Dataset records
——
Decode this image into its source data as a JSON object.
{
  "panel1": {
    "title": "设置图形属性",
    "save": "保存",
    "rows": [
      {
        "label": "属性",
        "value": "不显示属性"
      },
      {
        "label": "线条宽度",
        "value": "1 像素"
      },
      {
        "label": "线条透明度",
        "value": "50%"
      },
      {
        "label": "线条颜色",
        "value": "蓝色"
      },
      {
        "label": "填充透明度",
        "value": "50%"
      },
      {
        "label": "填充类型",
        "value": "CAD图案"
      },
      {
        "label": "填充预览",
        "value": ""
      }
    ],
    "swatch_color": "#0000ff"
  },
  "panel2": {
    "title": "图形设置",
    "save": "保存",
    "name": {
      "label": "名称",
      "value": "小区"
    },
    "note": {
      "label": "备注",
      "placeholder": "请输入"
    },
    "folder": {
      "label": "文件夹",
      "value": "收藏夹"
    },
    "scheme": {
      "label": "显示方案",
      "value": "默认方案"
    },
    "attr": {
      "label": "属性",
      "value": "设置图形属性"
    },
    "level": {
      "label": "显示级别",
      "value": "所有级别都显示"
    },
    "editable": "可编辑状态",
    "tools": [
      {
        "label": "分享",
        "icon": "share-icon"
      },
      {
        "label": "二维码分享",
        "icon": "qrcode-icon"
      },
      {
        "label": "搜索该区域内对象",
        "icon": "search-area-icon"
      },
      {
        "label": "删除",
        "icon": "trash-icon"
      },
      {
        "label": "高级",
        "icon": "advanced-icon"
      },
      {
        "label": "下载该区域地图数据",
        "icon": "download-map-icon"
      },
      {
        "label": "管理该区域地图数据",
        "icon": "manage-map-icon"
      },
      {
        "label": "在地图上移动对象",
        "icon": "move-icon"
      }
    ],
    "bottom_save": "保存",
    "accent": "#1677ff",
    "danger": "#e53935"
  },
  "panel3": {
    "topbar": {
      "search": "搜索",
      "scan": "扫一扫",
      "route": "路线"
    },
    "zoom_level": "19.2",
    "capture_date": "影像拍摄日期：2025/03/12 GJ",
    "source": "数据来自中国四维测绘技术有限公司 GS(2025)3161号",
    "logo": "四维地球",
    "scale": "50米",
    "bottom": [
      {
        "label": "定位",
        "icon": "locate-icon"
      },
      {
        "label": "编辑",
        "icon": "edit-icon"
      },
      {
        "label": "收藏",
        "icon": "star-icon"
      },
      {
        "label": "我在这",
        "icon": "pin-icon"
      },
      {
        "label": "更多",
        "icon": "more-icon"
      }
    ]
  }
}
——
**The problem**
Write out every record verbatim.

**Result for this exercise**
Decode this image into its source data as a JSON object.
{
  "panel1": {
    "title": "设置图形属性",
    "save": "保存",
    "rows": [
      {
        "label": "属性",
        "value": "不显示属性"
      },
      {
        "label": "线条宽度",
        "value": "1 像素"
      },
      {
        "label": "线条透明度",
        "value": "50%"
      },
      {
        "label": "线条颜色",
        "value": "蓝色"
      },
      {
        "label": "填充透明度",
        "value": "50%"
      },
      {
        "label": "填充类型",
        "value": "CAD图案"
      },
      {
        "label": "填充预览",
        "value": ""
      }
    ],
    "swatch_color": "#0000ff"
  },
  "panel2": {
    "title": "图形设置",
    "save": "保存",
    "name": {
      "label": "名称",
      "value": "小区"
    },
    "note": {
      "label": "备注",
      "placeholder": "请输入"
    },
    "folder": {
      "label": "文件夹",
      "value": "收藏夹"
    },
    "scheme": {
      "label": "显示方案",
      "value": "默认方案"
    },
    "attr": {
      "label": "属性",
      "value": "设置图形属性"
    },
    "level": {
      "label": "显示级别",
      "value": "所有级别都显示"
    },
    "editable": "可编辑状态",
    "tools": [
      {
        "label": "分享",
        "icon": "share-icon"
      },
      {
        "label": "二维码分享",
        "icon": "qrcode-icon"
      },
      {
        "label": "搜索该区域内对象",
        "icon": "search-area-icon"
      },
      {
        "label": "删除",
        "icon": "trash-icon"
      },
      {
        "label": "高级",
        "icon": "advanced-icon"
      },
      {
        "label": "下载该区域地图数据",
        "icon": "download-map-icon"
      },
      {
        "label": "管理该区域地图数据",
        "icon": "manage-map-icon"
      },
      {
        "label": "在地图上移动对象",
        "icon": "move-icon"
      }
    ],
    "bottom_save": "保存",
    "accent": "#1677ff",
    "danger": "#e53935"
  },
  "panel3": {
    "topbar": {
      "search": "搜索",
      "scan": "扫一扫",
      "route": "路线"
    },
    "zoom_level": "19.2",
    "capture_date": "影像拍摄日期：2025/03/12 GJ",
    "source": "数据来自中国四维测绘技术有限公司 GS(2025)3161号",
    "logo": "四维地球",
    "scale": "50米",
    "bottom": [
      {
        "label": "定位",
        "icon": "locate-icon"
      },
      {
        "label": "编辑",
        "icon": "edit-icon"
      },
      {
        "label": "收藏",
        "icon": "star-icon"
      },
      {
        "label": "我在这",
        "icon": "pin-icon"
      },
      {
        "label": "更多",
        "icon": "more-icon"
      }
    ]
  }
}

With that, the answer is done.